Set exercise:
Count every line below in which "shown" occurs, then give only the count.

-*-*-

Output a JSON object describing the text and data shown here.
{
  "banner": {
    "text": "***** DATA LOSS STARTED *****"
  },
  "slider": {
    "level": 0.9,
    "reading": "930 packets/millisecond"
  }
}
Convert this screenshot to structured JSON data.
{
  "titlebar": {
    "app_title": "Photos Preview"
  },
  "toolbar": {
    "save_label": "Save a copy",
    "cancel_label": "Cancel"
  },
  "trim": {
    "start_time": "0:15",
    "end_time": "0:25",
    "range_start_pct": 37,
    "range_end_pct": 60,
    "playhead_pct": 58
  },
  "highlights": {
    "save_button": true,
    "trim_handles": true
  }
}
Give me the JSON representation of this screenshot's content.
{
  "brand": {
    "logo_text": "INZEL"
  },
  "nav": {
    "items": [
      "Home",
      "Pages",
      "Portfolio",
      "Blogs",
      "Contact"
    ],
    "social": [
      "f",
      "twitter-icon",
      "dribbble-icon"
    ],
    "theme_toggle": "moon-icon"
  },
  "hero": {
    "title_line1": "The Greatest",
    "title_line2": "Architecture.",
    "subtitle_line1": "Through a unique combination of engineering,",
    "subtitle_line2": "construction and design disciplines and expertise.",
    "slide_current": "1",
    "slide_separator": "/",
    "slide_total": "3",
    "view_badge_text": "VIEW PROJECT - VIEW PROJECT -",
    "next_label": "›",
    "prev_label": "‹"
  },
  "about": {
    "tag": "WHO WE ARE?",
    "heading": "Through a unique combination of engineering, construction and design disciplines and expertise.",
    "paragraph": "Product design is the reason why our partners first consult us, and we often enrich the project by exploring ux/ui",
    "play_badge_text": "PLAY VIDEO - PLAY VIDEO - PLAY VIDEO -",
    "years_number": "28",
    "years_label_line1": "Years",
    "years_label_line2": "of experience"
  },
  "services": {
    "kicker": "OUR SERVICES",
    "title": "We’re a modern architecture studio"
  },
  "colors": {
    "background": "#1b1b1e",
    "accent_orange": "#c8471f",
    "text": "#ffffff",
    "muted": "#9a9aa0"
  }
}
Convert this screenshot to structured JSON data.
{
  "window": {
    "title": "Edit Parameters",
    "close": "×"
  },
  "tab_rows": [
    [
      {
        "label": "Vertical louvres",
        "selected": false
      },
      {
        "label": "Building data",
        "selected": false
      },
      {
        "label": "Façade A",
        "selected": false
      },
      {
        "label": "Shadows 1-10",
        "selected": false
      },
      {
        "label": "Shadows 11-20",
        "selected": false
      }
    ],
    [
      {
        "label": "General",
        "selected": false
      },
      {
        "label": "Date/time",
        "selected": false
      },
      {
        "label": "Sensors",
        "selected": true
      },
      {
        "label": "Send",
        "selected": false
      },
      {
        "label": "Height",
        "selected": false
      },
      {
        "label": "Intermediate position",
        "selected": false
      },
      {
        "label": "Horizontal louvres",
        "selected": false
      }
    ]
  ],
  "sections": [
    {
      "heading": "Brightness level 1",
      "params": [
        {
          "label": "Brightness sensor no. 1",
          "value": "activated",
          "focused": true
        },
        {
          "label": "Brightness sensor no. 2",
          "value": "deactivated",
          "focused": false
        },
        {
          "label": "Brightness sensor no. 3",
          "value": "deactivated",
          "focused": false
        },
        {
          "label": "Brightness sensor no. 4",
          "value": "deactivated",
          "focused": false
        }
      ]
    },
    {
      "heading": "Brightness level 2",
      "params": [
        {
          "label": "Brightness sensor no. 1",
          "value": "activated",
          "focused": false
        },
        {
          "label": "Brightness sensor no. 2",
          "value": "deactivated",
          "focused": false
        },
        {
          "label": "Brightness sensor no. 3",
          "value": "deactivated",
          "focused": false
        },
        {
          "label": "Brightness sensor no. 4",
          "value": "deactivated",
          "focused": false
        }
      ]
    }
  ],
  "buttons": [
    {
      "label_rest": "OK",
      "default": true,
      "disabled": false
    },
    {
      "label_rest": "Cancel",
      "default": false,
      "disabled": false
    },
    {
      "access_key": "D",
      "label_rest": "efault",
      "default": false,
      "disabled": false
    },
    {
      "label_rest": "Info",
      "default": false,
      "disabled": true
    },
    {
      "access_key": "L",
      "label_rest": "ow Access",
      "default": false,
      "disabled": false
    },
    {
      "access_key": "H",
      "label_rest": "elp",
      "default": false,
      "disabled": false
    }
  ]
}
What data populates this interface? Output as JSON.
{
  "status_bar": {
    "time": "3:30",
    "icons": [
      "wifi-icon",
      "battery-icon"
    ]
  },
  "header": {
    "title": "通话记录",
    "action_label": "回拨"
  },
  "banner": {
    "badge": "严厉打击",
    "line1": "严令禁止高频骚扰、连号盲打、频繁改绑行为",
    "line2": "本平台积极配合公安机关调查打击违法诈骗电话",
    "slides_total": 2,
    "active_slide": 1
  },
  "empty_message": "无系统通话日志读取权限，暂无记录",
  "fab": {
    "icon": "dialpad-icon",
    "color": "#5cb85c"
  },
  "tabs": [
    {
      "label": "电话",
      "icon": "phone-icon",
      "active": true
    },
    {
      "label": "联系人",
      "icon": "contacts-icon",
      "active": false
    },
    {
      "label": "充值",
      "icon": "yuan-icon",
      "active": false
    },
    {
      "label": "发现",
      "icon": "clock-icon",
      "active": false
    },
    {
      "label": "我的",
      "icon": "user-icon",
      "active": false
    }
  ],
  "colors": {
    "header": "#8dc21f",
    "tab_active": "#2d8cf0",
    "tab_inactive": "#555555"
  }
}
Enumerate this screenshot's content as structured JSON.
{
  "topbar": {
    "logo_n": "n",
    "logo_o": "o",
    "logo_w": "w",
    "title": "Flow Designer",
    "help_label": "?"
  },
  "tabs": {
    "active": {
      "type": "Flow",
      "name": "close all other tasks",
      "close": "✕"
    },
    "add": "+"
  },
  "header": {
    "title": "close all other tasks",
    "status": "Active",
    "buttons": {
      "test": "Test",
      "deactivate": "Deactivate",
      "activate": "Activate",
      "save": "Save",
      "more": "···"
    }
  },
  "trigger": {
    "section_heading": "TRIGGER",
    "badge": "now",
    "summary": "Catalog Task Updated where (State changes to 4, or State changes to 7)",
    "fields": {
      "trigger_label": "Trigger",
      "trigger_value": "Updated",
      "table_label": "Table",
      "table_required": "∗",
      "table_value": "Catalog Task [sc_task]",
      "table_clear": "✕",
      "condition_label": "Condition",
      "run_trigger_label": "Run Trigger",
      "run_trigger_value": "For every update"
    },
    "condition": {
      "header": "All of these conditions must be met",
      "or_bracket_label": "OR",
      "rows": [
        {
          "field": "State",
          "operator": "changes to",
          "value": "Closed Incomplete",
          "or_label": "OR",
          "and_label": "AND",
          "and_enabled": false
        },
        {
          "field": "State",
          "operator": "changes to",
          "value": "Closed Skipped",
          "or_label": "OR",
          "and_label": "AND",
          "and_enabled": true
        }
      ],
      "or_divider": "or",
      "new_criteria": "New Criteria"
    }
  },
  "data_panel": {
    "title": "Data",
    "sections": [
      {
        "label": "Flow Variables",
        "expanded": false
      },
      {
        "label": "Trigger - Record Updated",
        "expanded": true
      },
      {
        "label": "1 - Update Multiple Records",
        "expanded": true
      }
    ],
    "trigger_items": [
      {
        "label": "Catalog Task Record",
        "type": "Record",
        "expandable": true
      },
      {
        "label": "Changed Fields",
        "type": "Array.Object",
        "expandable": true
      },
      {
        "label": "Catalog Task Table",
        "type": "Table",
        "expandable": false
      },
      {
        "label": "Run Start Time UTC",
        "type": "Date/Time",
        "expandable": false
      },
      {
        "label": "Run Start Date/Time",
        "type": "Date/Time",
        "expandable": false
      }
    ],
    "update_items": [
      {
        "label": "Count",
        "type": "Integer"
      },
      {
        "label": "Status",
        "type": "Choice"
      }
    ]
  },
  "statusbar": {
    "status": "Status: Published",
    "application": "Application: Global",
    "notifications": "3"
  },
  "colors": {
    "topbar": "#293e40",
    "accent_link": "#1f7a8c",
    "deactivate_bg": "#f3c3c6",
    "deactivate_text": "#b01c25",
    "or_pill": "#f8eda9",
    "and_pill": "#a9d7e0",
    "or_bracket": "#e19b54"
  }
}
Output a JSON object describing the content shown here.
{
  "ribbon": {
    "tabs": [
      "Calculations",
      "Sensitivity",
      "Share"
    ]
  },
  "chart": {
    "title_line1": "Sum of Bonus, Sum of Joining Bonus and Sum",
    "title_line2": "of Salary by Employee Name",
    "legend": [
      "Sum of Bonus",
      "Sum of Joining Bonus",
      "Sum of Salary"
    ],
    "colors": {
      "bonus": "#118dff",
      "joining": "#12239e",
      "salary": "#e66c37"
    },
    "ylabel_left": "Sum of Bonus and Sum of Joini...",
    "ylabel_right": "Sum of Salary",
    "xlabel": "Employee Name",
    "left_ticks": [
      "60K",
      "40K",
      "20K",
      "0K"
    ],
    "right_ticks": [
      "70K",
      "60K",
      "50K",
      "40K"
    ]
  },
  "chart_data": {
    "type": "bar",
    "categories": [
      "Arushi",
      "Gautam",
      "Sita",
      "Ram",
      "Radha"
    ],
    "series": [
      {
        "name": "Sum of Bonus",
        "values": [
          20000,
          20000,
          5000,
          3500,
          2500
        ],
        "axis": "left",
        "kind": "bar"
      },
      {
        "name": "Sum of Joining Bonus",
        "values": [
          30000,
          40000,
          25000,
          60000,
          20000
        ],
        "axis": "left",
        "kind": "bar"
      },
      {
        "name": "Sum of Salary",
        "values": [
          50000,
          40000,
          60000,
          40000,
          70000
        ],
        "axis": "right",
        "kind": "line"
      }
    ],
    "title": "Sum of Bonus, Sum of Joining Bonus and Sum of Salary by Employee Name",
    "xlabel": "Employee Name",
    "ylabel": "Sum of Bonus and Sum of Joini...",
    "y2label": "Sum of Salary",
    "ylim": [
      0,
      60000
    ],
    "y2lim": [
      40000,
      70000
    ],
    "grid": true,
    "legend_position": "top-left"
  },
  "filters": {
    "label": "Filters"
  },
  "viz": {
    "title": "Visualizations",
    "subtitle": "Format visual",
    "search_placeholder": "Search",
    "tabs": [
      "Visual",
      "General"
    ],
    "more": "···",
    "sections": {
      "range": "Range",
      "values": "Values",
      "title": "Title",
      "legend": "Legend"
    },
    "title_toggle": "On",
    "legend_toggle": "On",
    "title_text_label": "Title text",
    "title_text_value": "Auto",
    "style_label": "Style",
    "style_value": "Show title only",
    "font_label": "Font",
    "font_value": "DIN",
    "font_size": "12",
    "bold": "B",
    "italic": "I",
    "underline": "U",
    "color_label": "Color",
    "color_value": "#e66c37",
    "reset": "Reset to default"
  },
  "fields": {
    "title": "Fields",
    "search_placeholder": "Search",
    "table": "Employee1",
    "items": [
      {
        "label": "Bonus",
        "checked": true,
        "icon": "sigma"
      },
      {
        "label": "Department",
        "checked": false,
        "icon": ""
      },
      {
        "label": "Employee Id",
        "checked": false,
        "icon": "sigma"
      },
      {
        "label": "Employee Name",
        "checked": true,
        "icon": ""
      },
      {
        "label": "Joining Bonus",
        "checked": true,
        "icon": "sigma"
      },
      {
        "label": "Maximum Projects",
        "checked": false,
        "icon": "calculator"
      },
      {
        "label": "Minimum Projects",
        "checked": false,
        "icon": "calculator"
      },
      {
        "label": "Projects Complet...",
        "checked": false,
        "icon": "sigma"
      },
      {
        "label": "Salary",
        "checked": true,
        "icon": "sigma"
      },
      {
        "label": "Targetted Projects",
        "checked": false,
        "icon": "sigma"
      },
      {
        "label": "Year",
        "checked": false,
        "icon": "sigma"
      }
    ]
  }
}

-*-*-

Answer in full:
2